AIM >> In the entries that follow, find the word "оружие" and report each line it is on.
--- start DATASET ENTRIES ---
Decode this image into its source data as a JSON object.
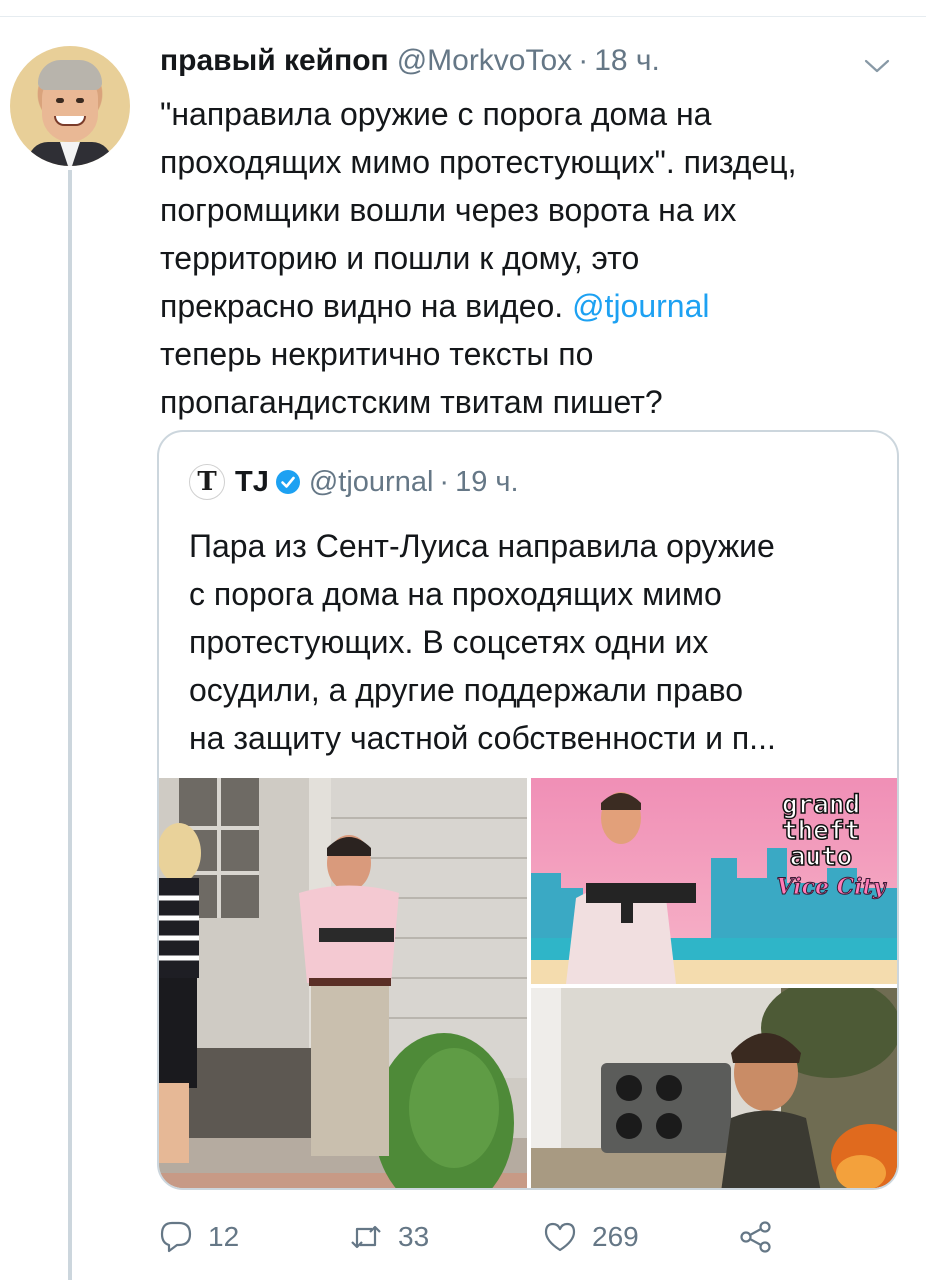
{
  "tweet": {
    "author_name": "правый кейпоп",
    "author_handle": "@MorkvoTox",
    "dot": "·",
    "time": "18 ч.",
    "text_lines": [
      "\"направила оружие с порога дома на",
      "проходящих мимо протестующих\". пиздец,",
      "погромщики вошли через ворота на их",
      "территорию и пошли к дому, это",
      "прекрасно видно на видео. ",
      "теперь некритично тексты по",
      "пропагандистским твитам пишет?"
    ],
    "mention": "@tjournal",
    "menu_icon": "chevron-down-icon",
    "accent_color": "#1da1f2"
  },
  "quoted": {
    "logo_letter": "T",
    "name": "TJ",
    "verified_icon": "verified-badge-icon",
    "handle": "@tjournal",
    "dot": "·",
    "time": "19 ч.",
    "text_lines": [
      "Пара из Сент-Луиса направила оружие",
      "с порога дома на проходящих мимо",
      "протестующих. В соцсетях одни их",
      "осудили, а другие поддержали право",
      "на защиту частной собственности и п..."
    ],
    "images": [
      {
        "name": "photo-couple-with-guns"
      },
      {
        "name": "gta-vice-city-meme",
        "logo_lines": [
          "grand",
          "theft",
          "auto"
        ],
        "logo_script": "Vice City"
      },
      {
        "name": "rocket-launcher-meme"
      }
    ]
  },
  "actions": {
    "reply": {
      "icon": "reply-icon",
      "count": "12"
    },
    "retweet": {
      "icon": "retweet-icon",
      "count": "33"
    },
    "like": {
      "icon": "heart-icon",
      "count": "269"
    },
    "share": {
      "icon": "share-icon",
      "count": ""
    }
  }
}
--- end DATASET ENTRIES ---
CORRECT ANSWER >>
      "\"направила оружие с порога дома на",
      "Пара из Сент-Луиса направила оружие",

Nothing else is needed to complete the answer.